» **PROBLEM**
Copy out the listing that follows, exactly, without its pictures.

» **Entries from a visual dataset**
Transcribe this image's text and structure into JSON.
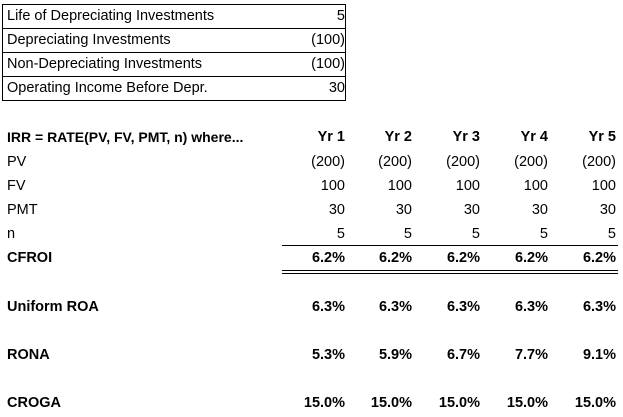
{
  "inputs": [
    {
      "label": "Life of Depreciating Investments",
      "value": "5"
    },
    {
      "label": "Depreciating Investments",
      "value": "(100)"
    },
    {
      "label": "Non-Depreciating Investments",
      "value": "(100)"
    },
    {
      "label": "Operating Income Before Depr.",
      "value": "30"
    }
  ],
  "table": {
    "header": "IRR = RATE(PV, FV, PMT, n) where...",
    "years": [
      "Yr 1",
      "Yr 2",
      "Yr 3",
      "Yr 4",
      "Yr 5"
    ],
    "rows": [
      {
        "label": "PV",
        "values": [
          "(200)",
          "(200)",
          "(200)",
          "(200)",
          "(200)"
        ]
      },
      {
        "label": "FV",
        "values": [
          "100",
          "100",
          "100",
          "100",
          "100"
        ]
      },
      {
        "label": "PMT",
        "values": [
          "30",
          "30",
          "30",
          "30",
          "30"
        ]
      },
      {
        "label": "n",
        "values": [
          "5",
          "5",
          "5",
          "5",
          "5"
        ]
      }
    ],
    "cfroi": {
      "label": "CFROI",
      "values": [
        "6.2%",
        "6.2%",
        "6.2%",
        "6.2%",
        "6.2%"
      ]
    }
  },
  "metrics": [
    {
      "label": "Uniform ROA",
      "values": [
        "6.3%",
        "6.3%",
        "6.3%",
        "6.3%",
        "6.3%"
      ]
    },
    {
      "label": "RONA",
      "values": [
        "5.3%",
        "5.9%",
        "6.7%",
        "7.7%",
        "9.1%"
      ]
    },
    {
      "label": "CROGA",
      "values": [
        "15.0%",
        "15.0%",
        "15.0%",
        "15.0%",
        "15.0%"
      ]
    }
  ]
}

» **THE RESULT**
Transcribe this image's text and structure into JSON.
{
  "inputs": [
    {
      "label": "Life of Depreciating Investments",
      "value": "5"
    },
    {
      "label": "Depreciating Investments",
      "value": "(100)"
    },
    {
      "label": "Non-Depreciating Investments",
      "value": "(100)"
    },
    {
      "label": "Operating Income Before Depr.",
      "value": "30"
    }
  ],
  "table": {
    "header": "IRR = RATE(PV, FV, PMT, n) where...",
    "years": [
      "Yr 1",
      "Yr 2",
      "Yr 3",
      "Yr 4",
      "Yr 5"
    ],
    "rows": [
      {
        "label": "PV",
        "values": [
          "(200)",
          "(200)",
          "(200)",
          "(200)",
          "(200)"
        ]
      },
      {
        "label": "FV",
        "values": [
          "100",
          "100",
          "100",
          "100",
          "100"
        ]
      },
      {
        "label": "PMT",
        "values": [
          "30",
          "30",
          "30",
          "30",
          "30"
        ]
      },
      {
        "label": "n",
        "values": [
          "5",
          "5",
          "5",
          "5",
          "5"
        ]
      }
    ],
    "cfroi": {
      "label": "CFROI",
      "values": [
        "6.2%",
        "6.2%",
        "6.2%",
        "6.2%",
        "6.2%"
      ]
    }
  },
  "metrics": [
    {
      "label": "Uniform ROA",
      "values": [
        "6.3%",
        "6.3%",
        "6.3%",
        "6.3%",
        "6.3%"
      ]
    },
    {
      "label": "RONA",
      "values": [
        "5.3%",
        "5.9%",
        "6.7%",
        "7.7%",
        "9.1%"
      ]
    },
    {
      "label": "CROGA",
      "values": [
        "15.0%",
        "15.0%",
        "15.0%",
        "15.0%",
        "15.0%"
      ]
    }
  ]
}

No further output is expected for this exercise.